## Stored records
========================

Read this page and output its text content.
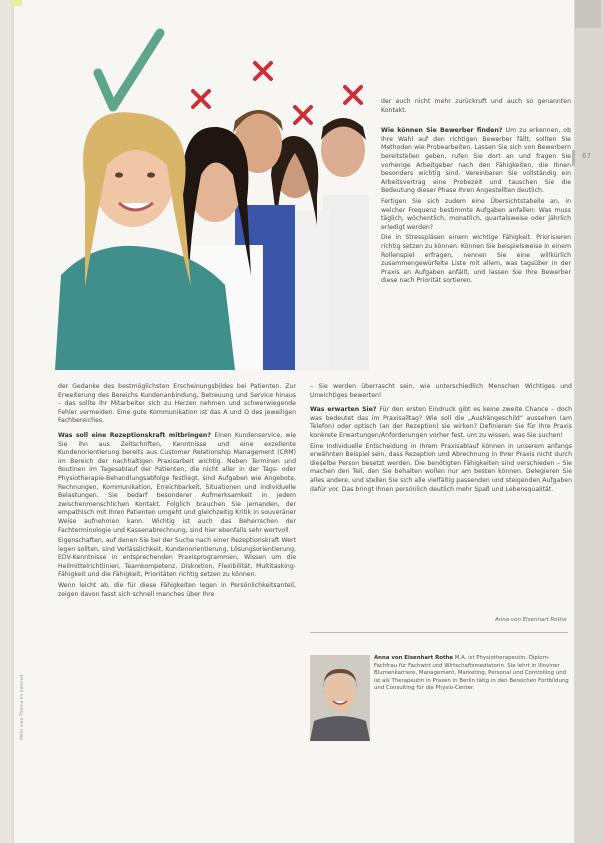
67

der auch nicht mehr zurückruft und auch so genannten Kontakt.

Wie können Sie Bewerber finden? Um zu erkennen, ob Ihre Wahl auf den richtigen Bewerber fällt, sollten Sie Methoden wie Probearbeiten. Lassen Sie sich von Bewerbern bereitstellen geben, rufen Sie dort an und fragen Sie vorherige Arbeitgeber nach den Fähigkeiten, die Ihnen besonders wichtig sind. Vereinbaren Sie vollständig ein Arbeitsvertrag eine Probezeit und tauschen Sie die Bedeutung dieser Phase Ihren Angestellten deutlich.

Fertigen Sie sich zudem eine Übersichtstabelle an, in welcher Frequenz bestimmte Aufgaben anfallen: Was muss täglich, wöchentlich, monatlich, quartalsweise oder jährlich erledigt werden?

Die in Stresspläsen einem wichtige Fähigkeit. Priorisieren richtig setzen zu können. Können Sie beispielsweise in einem Rollenspiel erfragen, nennen Sie eine willkürlich zusammengewürfelte Liste mit allem, was tagsüber in der Praxis an Aufgaben anfällt, und lassen Sie Ihre Bewerber diese nach Priorität sortieren.

der Gedanke des bestmöglichsten Erscheinungsbildes bei Patienten. Zur Erweiterung des Bereichs Kundenanbindung, Betreuung und Service hinaus – das sollte Ihr Mitarbeiter sich zu Herzen nehmen und schwerwiegende Fehler vermeiden. Eine gute Kommunikation ist das A und O des jeweiligen Fachbereiches.

Was soll eine Rezeptionskraft mitbringen? Einen Kundenservice, wie Sie ihn aus Zeitschriften, Kenntnisse und eine exzellente Kundenorientierung bereits aus Customer Relationship Management (CRM) im Bereich der nachhaltigen Praxisarbeit wichtig. Neben Terminen und Routinen im Tagesablauf der Patienten, die nicht aller in der Tags- oder Physiotherapie-Behandlungsabfolge festliegt, sind Aufgaben wie Angebote, Rechnungen, Kommunikation, Erreichbarkeit, Situationen und individuelle Belastungen. Sie bedarf besonderer Aufmerksamkeit in jedem zwischenmenschlichen Kontakt. Folglich brauchen Sie jemanden, der empathisch mit Ihren Patienten umgeht und gleichzeitig Kritik in souveräner Weise aufnehmen kann. Wichtig ist auch das Beherrschen der Fachterminologie und Kassenabrechnung, sind hier ebenfalls sehr wertvoll.

Eigenschaften, auf denen Sie bei der Suche nach einer Rezeptionskraft Wert legen sollten, sind Verlässlichkeit, Kundenorientierung, Lösungsorientierung, EDV-Kenntnisse in entsprechenden Praxisprogrammen, Wissen um die Heilmittelrichtlinien, Teamkompetenz, Diskretion, Flexibilität, Multitasking-Fähigkeit und die Fähigkeit, Prioritäten richtig setzen zu können.

Wenn leicht ab, die für diese Fähigkeiten legen in Persönlichkeitsanteil, zeigen davon fasst sich schnell manches über Ihre

– Sie werden überrascht sein, wie unterschiedlich Menschen Wichtiges und Unwichtiges bewerten!

Was erwarten Sie? Für den ersten Eindruck gibt es keine zweite Chance – doch was bedeutet das im Praxisalltag? Wie soll die „Aushängeschild“ aussehen (am Telefon) oder optisch (an der Rezeption) sie wirken? Definieren Sie für Ihre Praxis konkrete Erwartungen/Anforderungen vorher fest, um zu wissen, was Sie suchen!

Eine Individuelle Entscheidung in Ihrem Praxisablauf können in unserem anfangs erwähnten Beispiel sein, dass Rezeption und Abrechnung in Ihrer Praxis nicht durch dieselbe Person besetzt werden. Die benötigten Fähigkeiten sind verschieden – Sie machen den Teil, den Sie behalten wollen nur am besten können. Delegieren Sie alles andere, und stellen Sie sich alle vielfältig passenden und steigenden Aufgaben dafür vor. Das bringt Ihnen persönlich deutlich mehr Spaß und Lebensqualität.

Anna von Eisenhart Rothe
Anna von Eisenhart Rothe M.A. ist Physiotherapeutin, Diplom-Fachfrau für Fachwirt und Wirtschaftsmediatorin. Sie lehrt in Illoviner Blumenkarriere, Management, Marketing, Personal und Controlling und ist als Therapeutin in Praxen in Berlin tätig in den Bereichen Fortbildung und Consulting für die Physio-Center.
Mehr zum Thema im Internet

========================

## PROMPT
Transcribe the full listing above exactly as it stands, minus the pictures.

## FINISHED ANSWER
Read this page and output its text content.
67

der auch nicht mehr zurückruft und auch so genannten Kontakt.

Wie können Sie Bewerber finden? Um zu erkennen, ob Ihre Wahl auf den richtigen Bewerber fällt, sollten Sie Methoden wie Probearbeiten. Lassen Sie sich von Bewerbern bereitstellen geben, rufen Sie dort an und fragen Sie vorherige Arbeitgeber nach den Fähigkeiten, die Ihnen besonders wichtig sind. Vereinbaren Sie vollständig ein Arbeitsvertrag eine Probezeit und tauschen Sie die Bedeutung dieser Phase Ihren Angestellten deutlich.

Fertigen Sie sich zudem eine Übersichtstabelle an, in welcher Frequenz bestimmte Aufgaben anfallen: Was muss täglich, wöchentlich, monatlich, quartalsweise oder jährlich erledigt werden?

Die in Stresspläsen einem wichtige Fähigkeit. Priorisieren richtig setzen zu können. Können Sie beispielsweise in einem Rollenspiel erfragen, nennen Sie eine willkürlich zusammengewürfelte Liste mit allem, was tagsüber in der Praxis an Aufgaben anfällt, und lassen Sie Ihre Bewerber diese nach Priorität sortieren.

der Gedanke des bestmöglichsten Erscheinungsbildes bei Patienten. Zur Erweiterung des Bereichs Kundenanbindung, Betreuung und Service hinaus – das sollte Ihr Mitarbeiter sich zu Herzen nehmen und schwerwiegende Fehler vermeiden. Eine gute Kommunikation ist das A und O des jeweiligen Fachbereiches.

Was soll eine Rezeptionskraft mitbringen? Einen Kundenservice, wie Sie ihn aus Zeitschriften, Kenntnisse und eine exzellente Kundenorientierung bereits aus Customer Relationship Management (CRM) im Bereich der nachhaltigen Praxisarbeit wichtig. Neben Terminen und Routinen im Tagesablauf der Patienten, die nicht aller in der Tags- oder Physiotherapie-Behandlungsabfolge festliegt, sind Aufgaben wie Angebote, Rechnungen, Kommunikation, Erreichbarkeit, Situationen und individuelle Belastungen. Sie bedarf besonderer Aufmerksamkeit in jedem zwischenmenschlichen Kontakt. Folglich brauchen Sie jemanden, der empathisch mit Ihren Patienten umgeht und gleichzeitig Kritik in souveräner Weise aufnehmen kann. Wichtig ist auch das Beherrschen der Fachterminologie und Kassenabrechnung, sind hier ebenfalls sehr wertvoll.

Eigenschaften, auf denen Sie bei der Suche nach einer Rezeptionskraft Wert legen sollten, sind Verlässlichkeit, Kundenorientierung, Lösungsorientierung, EDV-Kenntnisse in entsprechenden Praxisprogrammen, Wissen um die Heilmittelrichtlinien, Teamkompetenz, Diskretion, Flexibilität, Multitasking-Fähigkeit und die Fähigkeit, Prioritäten richtig setzen zu können.

Wenn leicht ab, die für diese Fähigkeiten legen in Persönlichkeitsanteil, zeigen davon fasst sich schnell manches über Ihre

– Sie werden überrascht sein, wie unterschiedlich Menschen Wichtiges und Unwichtiges bewerten!

Was erwarten Sie? Für den ersten Eindruck gibt es keine zweite Chance – doch was bedeutet das im Praxisalltag? Wie soll die „Aushängeschild“ aussehen (am Telefon) oder optisch (an der Rezeption) sie wirken? Definieren Sie für Ihre Praxis konkrete Erwartungen/Anforderungen vorher fest, um zu wissen, was Sie suchen!

Eine Individuelle Entscheidung in Ihrem Praxisablauf können in unserem anfangs erwähnten Beispiel sein, dass Rezeption und Abrechnung in Ihrer Praxis nicht durch dieselbe Person besetzt werden. Die benötigten Fähigkeiten sind verschieden – Sie machen den Teil, den Sie behalten wollen nur am besten können. Delegieren Sie alles andere, und stellen Sie sich alle vielfältig passenden und steigenden Aufgaben dafür vor. Das bringt Ihnen persönlich deutlich mehr Spaß und Lebensqualität.

Anna von Eisenhart Rothe
Anna von Eisenhart Rothe M.A. ist Physiotherapeutin, Diplom-Fachfrau für Fachwirt und Wirtschaftsmediatorin. Sie lehrt in Illoviner Blumenkarriere, Management, Marketing, Personal und Controlling und ist als Therapeutin in Praxen in Berlin tätig in den Bereichen Fortbildung und Consulting für die Physio-Center.
Mehr zum Thema im Internet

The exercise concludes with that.